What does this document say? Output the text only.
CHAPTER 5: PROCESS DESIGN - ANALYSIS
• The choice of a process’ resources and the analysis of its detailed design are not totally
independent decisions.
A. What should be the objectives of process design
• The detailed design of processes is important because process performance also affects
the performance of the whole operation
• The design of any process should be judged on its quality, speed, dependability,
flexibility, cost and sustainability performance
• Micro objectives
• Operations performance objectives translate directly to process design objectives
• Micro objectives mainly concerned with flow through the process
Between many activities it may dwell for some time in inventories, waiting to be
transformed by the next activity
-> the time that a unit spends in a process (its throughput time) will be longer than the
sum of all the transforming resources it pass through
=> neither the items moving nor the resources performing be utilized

——————————

Transcribe the full listing above without leaving anything out.

What does this document say? Output the text only.
CHAPTER 5: PROCESS DESIGN - ANALYSIS
• The choice of a process’ resources and the analysis of its detailed design are not totally
independent decisions.
A. What should be the objectives of process design
• The detailed design of processes is important because process performance also affects
the performance of the whole operation
• The design of any process should be judged on its quality, speed, dependability,
flexibility, cost and sustainability performance
• Micro objectives
• Operations performance objectives translate directly to process design objectives
• Micro objectives mainly concerned with flow through the process
Between many activities it may dwell for some time in inventories, waiting to be
transformed by the next activity
-> the time that a unit spends in a process (its throughput time) will be longer than the
sum of all the transforming resources it pass through
=> neither the items moving nor the resources performing be utilized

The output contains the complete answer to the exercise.